* _Given request_
Repeat everything in the material exactly.

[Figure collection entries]
::::

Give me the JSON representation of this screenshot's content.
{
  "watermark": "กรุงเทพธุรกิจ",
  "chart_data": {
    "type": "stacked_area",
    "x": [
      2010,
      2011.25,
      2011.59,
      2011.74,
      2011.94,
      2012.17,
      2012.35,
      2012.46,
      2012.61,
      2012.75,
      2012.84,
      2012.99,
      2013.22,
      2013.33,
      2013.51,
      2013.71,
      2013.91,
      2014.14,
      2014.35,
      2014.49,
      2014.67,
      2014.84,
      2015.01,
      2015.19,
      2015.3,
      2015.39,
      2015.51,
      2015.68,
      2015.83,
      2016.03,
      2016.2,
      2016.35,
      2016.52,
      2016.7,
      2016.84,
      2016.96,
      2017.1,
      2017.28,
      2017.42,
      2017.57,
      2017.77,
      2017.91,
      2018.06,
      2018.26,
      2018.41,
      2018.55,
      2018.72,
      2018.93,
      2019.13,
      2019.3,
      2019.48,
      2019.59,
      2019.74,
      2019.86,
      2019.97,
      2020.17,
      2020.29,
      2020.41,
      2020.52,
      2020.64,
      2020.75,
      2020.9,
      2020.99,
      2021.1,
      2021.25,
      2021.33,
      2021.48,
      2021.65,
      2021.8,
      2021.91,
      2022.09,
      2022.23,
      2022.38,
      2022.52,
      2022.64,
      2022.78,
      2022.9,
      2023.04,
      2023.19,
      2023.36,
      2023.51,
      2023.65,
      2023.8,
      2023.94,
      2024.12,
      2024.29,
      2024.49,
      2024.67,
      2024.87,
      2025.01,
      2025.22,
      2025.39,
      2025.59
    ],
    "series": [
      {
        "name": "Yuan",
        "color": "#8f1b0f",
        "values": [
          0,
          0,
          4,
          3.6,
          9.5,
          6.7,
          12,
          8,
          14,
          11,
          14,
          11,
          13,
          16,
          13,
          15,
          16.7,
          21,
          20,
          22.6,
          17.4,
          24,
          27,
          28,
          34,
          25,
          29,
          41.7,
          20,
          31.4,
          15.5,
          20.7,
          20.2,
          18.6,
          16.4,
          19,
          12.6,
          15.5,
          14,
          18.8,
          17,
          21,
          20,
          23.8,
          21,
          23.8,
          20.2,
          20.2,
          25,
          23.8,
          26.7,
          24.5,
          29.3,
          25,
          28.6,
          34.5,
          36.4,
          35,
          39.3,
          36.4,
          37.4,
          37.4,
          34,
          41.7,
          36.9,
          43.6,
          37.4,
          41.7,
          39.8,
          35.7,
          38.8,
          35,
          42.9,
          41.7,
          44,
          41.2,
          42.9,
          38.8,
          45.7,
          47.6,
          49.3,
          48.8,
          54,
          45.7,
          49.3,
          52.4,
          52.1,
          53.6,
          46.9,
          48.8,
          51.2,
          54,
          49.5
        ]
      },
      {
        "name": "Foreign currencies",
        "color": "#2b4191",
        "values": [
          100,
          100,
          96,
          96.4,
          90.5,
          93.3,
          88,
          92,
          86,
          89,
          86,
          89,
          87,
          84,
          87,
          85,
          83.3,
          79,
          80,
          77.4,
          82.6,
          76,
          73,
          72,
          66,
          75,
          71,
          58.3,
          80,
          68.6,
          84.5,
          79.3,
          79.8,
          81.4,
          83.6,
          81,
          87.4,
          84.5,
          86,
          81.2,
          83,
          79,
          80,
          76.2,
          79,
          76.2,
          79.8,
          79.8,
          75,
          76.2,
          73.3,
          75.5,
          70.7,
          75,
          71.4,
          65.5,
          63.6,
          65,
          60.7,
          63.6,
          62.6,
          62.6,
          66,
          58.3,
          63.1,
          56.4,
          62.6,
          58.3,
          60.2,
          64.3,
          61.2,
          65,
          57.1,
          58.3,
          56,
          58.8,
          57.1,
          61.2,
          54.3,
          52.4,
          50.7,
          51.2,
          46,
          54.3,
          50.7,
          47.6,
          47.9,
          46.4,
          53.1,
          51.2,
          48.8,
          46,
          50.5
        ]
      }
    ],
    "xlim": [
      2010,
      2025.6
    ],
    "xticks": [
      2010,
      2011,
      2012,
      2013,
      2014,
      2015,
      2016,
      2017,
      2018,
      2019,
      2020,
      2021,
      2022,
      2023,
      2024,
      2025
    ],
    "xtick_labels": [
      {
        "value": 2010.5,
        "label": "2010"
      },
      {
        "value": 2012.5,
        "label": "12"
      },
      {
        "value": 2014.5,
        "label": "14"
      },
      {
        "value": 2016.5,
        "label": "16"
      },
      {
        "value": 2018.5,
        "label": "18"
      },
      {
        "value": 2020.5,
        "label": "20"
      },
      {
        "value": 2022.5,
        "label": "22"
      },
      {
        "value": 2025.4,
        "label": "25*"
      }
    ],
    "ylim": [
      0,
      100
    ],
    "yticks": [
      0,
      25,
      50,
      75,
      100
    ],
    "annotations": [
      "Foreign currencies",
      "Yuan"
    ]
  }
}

::::

* _Problem solution_
Give me the JSON representation of this screenshot's content.
{
  "watermark": "กรุงเทพธุรกิจ",
  "chart_data": {
    "type": "stacked_area",
    "x": [
      2010,
      2011.25,
      2011.59,
      2011.74,
      2011.94,
      2012.17,
      2012.35,
      2012.46,
      2012.61,
      2012.75,
      2012.84,
      2012.99,
      2013.22,
      2013.33,
      2013.51,
      2013.71,
      2013.91,
      2014.14,
      2014.35,
      2014.49,
      2014.67,
      2014.84,
      2015.01,
      2015.19,
      2015.3,
      2015.39,
      2015.51,
      2015.68,
      2015.83,
      2016.03,
      2016.2,
      2016.35,
      2016.52,
      2016.7,
      2016.84,
      2016.96,
      2017.1,
      2017.28,
      2017.42,
      2017.57,
      2017.77,
      2017.91,
      2018.06,
      2018.26,
      2018.41,
      2018.55,
      2018.72,
      2018.93,
      2019.13,
      2019.3,
      2019.48,
      2019.59,
      2019.74,
      2019.86,
      2019.97,
      2020.17,
      2020.29,
      2020.41,
      2020.52,
      2020.64,
      2020.75,
      2020.9,
      2020.99,
      2021.1,
      2021.25,
      2021.33,
      2021.48,
      2021.65,
      2021.8,
      2021.91,
      2022.09,
      2022.23,
      2022.38,
      2022.52,
      2022.64,
      2022.78,
      2022.9,
      2023.04,
      2023.19,
      2023.36,
      2023.51,
      2023.65,
      2023.8,
      2023.94,
      2024.12,
      2024.29,
      2024.49,
      2024.67,
      2024.87,
      2025.01,
      2025.22,
      2025.39,
      2025.59
    ],
    "series": [
      {
        "name": "Yuan",
        "color": "#8f1b0f",
        "values": [
          0,
          0,
          4,
          3.6,
          9.5,
          6.7,
          12,
          8,
          14,
          11,
          14,
          11,
          13,
          16,
          13,
          15,
          16.7,
          21,
          20,
          22.6,
          17.4,
          24,
          27,
          28,
          34,
          25,
          29,
          41.7,
          20,
          31.4,
          15.5,
          20.7,
          20.2,
          18.6,
          16.4,
          19,
          12.6,
          15.5,
          14,
          18.8,
          17,
          21,
          20,
          23.8,
          21,
          23.8,
          20.2,
          20.2,
          25,
          23.8,
          26.7,
          24.5,
          29.3,
          25,
          28.6,
          34.5,
          36.4,
          35,
          39.3,
          36.4,
          37.4,
          37.4,
          34,
          41.7,
          36.9,
          43.6,
          37.4,
          41.7,
          39.8,
          35.7,
          38.8,
          35,
          42.9,
          41.7,
          44,
          41.2,
          42.9,
          38.8,
          45.7,
          47.6,
          49.3,
          48.8,
          54,
          45.7,
          49.3,
          52.4,
          52.1,
          53.6,
          46.9,
          48.8,
          51.2,
          54,
          49.5
        ]
      },
      {
        "name": "Foreign currencies",
        "color": "#2b4191",
        "values": [
          100,
          100,
          96,
          96.4,
          90.5,
          93.3,
          88,
          92,
          86,
          89,
          86,
          89,
          87,
          84,
          87,
          85,
          83.3,
          79,
          80,
          77.4,
          82.6,
          76,
          73,
          72,
          66,
          75,
          71,
          58.3,
          80,
          68.6,
          84.5,
          79.3,
          79.8,
          81.4,
          83.6,
          81,
          87.4,
          84.5,
          86,
          81.2,
          83,
          79,
          80,
          76.2,
          79,
          76.2,
          79.8,
          79.8,
          75,
          76.2,
          73.3,
          75.5,
          70.7,
          75,
          71.4,
          65.5,
          63.6,
          65,
          60.7,
          63.6,
          62.6,
          62.6,
          66,
          58.3,
          63.1,
          56.4,
          62.6,
          58.3,
          60.2,
          64.3,
          61.2,
          65,
          57.1,
          58.3,
          56,
          58.8,
          57.1,
          61.2,
          54.3,
          52.4,
          50.7,
          51.2,
          46,
          54.3,
          50.7,
          47.6,
          47.9,
          46.4,
          53.1,
          51.2,
          48.8,
          46,
          50.5
        ]
      }
    ],
    "xlim": [
      2010,
      2025.6
    ],
    "xticks": [
      2010,
      2011,
      2012,
      2013,
      2014,
      2015,
      2016,
      2017,
      2018,
      2019,
      2020,
      2021,
      2022,
      2023,
      2024,
      2025
    ],
    "xtick_labels": [
      {
        "value": 2010.5,
        "label": "2010"
      },
      {
        "value": 2012.5,
        "label": "12"
      },
      {
        "value": 2014.5,
        "label": "14"
      },
      {
        "value": 2016.5,
        "label": "16"
      },
      {
        "value": 2018.5,
        "label": "18"
      },
      {
        "value": 2020.5,
        "label": "20"
      },
      {
        "value": 2022.5,
        "label": "22"
      },
      {
        "value": 2025.4,
        "label": "25*"
      }
    ],
    "ylim": [
      0,
      100
    ],
    "yticks": [
      0,
      25,
      50,
      75,
      100
    ],
    "annotations": [
      "Foreign currencies",
      "Yuan"
    ]
  }
}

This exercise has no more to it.